Given task — Go through the listing and copy every line word for word.

Exercise material —
· · · ·
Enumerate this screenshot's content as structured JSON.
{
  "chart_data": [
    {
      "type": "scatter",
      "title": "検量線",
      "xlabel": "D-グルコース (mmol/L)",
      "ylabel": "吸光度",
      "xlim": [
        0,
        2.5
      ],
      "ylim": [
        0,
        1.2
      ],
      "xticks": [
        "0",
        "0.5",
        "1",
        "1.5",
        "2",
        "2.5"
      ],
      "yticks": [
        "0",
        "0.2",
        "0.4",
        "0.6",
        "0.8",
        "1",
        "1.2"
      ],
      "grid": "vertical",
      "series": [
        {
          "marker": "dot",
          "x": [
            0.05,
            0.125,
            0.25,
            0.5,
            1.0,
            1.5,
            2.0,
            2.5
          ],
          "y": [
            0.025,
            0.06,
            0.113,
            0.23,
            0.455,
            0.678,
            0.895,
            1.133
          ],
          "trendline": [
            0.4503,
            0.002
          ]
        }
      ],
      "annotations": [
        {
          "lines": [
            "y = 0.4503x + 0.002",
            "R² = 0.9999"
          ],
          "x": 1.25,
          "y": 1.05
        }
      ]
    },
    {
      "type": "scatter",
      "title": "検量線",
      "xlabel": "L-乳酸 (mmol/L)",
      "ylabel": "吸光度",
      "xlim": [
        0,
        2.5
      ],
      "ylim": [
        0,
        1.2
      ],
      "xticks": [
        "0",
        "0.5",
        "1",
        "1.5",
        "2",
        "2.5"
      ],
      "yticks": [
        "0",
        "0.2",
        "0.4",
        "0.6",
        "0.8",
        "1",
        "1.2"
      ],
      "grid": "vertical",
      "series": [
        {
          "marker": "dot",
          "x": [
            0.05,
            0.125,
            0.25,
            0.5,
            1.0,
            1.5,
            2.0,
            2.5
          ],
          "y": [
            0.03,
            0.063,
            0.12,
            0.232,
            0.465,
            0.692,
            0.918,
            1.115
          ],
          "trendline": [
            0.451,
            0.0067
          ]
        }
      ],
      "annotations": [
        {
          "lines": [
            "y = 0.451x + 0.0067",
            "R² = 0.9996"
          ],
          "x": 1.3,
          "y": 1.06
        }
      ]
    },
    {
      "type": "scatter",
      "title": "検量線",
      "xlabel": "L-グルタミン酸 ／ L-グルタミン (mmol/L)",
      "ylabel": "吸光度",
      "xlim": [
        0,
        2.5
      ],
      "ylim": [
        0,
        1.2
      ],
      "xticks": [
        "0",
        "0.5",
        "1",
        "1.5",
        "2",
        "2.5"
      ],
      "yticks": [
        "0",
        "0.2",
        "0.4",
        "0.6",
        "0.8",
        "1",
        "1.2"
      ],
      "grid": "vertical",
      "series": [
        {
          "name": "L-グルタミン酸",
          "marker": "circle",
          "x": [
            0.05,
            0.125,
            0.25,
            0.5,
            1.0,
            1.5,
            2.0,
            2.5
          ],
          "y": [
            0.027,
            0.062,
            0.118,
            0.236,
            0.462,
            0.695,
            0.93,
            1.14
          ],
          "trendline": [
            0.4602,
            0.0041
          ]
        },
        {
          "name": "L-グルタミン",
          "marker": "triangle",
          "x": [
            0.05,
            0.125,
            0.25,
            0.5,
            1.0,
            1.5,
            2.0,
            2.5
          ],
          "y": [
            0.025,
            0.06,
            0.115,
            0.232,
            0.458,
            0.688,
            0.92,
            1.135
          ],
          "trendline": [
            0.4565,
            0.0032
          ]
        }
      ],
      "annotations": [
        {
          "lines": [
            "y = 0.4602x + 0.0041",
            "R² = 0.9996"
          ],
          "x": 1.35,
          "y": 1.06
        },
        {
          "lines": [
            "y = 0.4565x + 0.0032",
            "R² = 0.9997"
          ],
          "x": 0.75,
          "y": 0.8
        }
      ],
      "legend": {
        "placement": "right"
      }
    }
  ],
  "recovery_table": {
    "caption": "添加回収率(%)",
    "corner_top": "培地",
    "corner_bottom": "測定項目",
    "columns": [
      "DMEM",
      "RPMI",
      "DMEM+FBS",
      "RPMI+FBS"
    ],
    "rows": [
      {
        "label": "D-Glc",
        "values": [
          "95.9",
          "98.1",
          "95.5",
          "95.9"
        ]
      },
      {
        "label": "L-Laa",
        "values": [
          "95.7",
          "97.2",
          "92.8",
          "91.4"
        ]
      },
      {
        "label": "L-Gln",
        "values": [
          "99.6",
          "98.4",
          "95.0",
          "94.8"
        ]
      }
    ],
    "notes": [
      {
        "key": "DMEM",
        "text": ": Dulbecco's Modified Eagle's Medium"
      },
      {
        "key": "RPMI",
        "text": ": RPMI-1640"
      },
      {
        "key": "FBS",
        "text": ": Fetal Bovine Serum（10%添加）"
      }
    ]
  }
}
· · · ·
Task answer —
Enumerate this screenshot's content as structured JSON.
{
  "chart_data": [
    {
      "type": "scatter",
      "title": "検量線",
      "xlabel": "D-グルコース (mmol/L)",
      "ylabel": "吸光度",
      "xlim": [
        0,
        2.5
      ],
      "ylim": [
        0,
        1.2
      ],
      "xticks": [
        "0",
        "0.5",
        "1",
        "1.5",
        "2",
        "2.5"
      ],
      "yticks": [
        "0",
        "0.2",
        "0.4",
        "0.6",
        "0.8",
        "1",
        "1.2"
      ],
      "grid": "vertical",
      "series": [
        {
          "marker": "dot",
          "x": [
            0.05,
            0.125,
            0.25,
            0.5,
            1.0,
            1.5,
            2.0,
            2.5
          ],
          "y": [
            0.025,
            0.06,
            0.113,
            0.23,
            0.455,
            0.678,
            0.895,
            1.133
          ],
          "trendline": [
            0.4503,
            0.002
          ]
        }
      ],
      "annotations": [
        {
          "lines": [
            "y = 0.4503x + 0.002",
            "R² = 0.9999"
          ],
          "x": 1.25,
          "y": 1.05
        }
      ]
    },
    {
      "type": "scatter",
      "title": "検量線",
      "xlabel": "L-乳酸 (mmol/L)",
      "ylabel": "吸光度",
      "xlim": [
        0,
        2.5
      ],
      "ylim": [
        0,
        1.2
      ],
      "xticks": [
        "0",
        "0.5",
        "1",
        "1.5",
        "2",
        "2.5"
      ],
      "yticks": [
        "0",
        "0.2",
        "0.4",
        "0.6",
        "0.8",
        "1",
        "1.2"
      ],
      "grid": "vertical",
      "series": [
        {
          "marker": "dot",
          "x": [
            0.05,
            0.125,
            0.25,
            0.5,
            1.0,
            1.5,
            2.0,
            2.5
          ],
          "y": [
            0.03,
            0.063,
            0.12,
            0.232,
            0.465,
            0.692,
            0.918,
            1.115
          ],
          "trendline": [
            0.451,
            0.0067
          ]
        }
      ],
      "annotations": [
        {
          "lines": [
            "y = 0.451x + 0.0067",
            "R² = 0.9996"
          ],
          "x": 1.3,
          "y": 1.06
        }
      ]
    },
    {
      "type": "scatter",
      "title": "検量線",
      "xlabel": "L-グルタミン酸 ／ L-グルタミン (mmol/L)",
      "ylabel": "吸光度",
      "xlim": [
        0,
        2.5
      ],
      "ylim": [
        0,
        1.2
      ],
      "xticks": [
        "0",
        "0.5",
        "1",
        "1.5",
        "2",
        "2.5"
      ],
      "yticks": [
        "0",
        "0.2",
        "0.4",
        "0.6",
        "0.8",
        "1",
        "1.2"
      ],
      "grid": "vertical",
      "series": [
        {
          "name": "L-グルタミン酸",
          "marker": "circle",
          "x": [
            0.05,
            0.125,
            0.25,
            0.5,
            1.0,
            1.5,
            2.0,
            2.5
          ],
          "y": [
            0.027,
            0.062,
            0.118,
            0.236,
            0.462,
            0.695,
            0.93,
            1.14
          ],
          "trendline": [
            0.4602,
            0.0041
          ]
        },
        {
          "name": "L-グルタミン",
          "marker": "triangle",
          "x": [
            0.05,
            0.125,
            0.25,
            0.5,
            1.0,
            1.5,
            2.0,
            2.5
          ],
          "y": [
            0.025,
            0.06,
            0.115,
            0.232,
            0.458,
            0.688,
            0.92,
            1.135
          ],
          "trendline": [
            0.4565,
            0.0032
          ]
        }
      ],
      "annotations": [
        {
          "lines": [
            "y = 0.4602x + 0.0041",
            "R² = 0.9996"
          ],
          "x": 1.35,
          "y": 1.06
        },
        {
          "lines": [
            "y = 0.4565x + 0.0032",
            "R² = 0.9997"
          ],
          "x": 0.75,
          "y": 0.8
        }
      ],
      "legend": {
        "placement": "right"
      }
    }
  ],
  "recovery_table": {
    "caption": "添加回収率(%)",
    "corner_top": "培地",
    "corner_bottom": "測定項目",
    "columns": [
      "DMEM",
      "RPMI",
      "DMEM+FBS",
      "RPMI+FBS"
    ],
    "rows": [
      {
        "label": "D-Glc",
        "values": [
          "95.9",
          "98.1",
          "95.5",
          "95.9"
        ]
      },
      {
        "label": "L-Laa",
        "values": [
          "95.7",
          "97.2",
          "92.8",
          "91.4"
        ]
      },
      {
        "label": "L-Gln",
        "values": [
          "99.6",
          "98.4",
          "95.0",
          "94.8"
        ]
      }
    ],
    "notes": [
      {
        "key": "DMEM",
        "text": ": Dulbecco's Modified Eagle's Medium"
      },
      {
        "key": "RPMI",
        "text": ": RPMI-1640"
      },
      {
        "key": "FBS",
        "text": ": Fetal Bovine Serum（10%添加）"
      }
    ]
  }
}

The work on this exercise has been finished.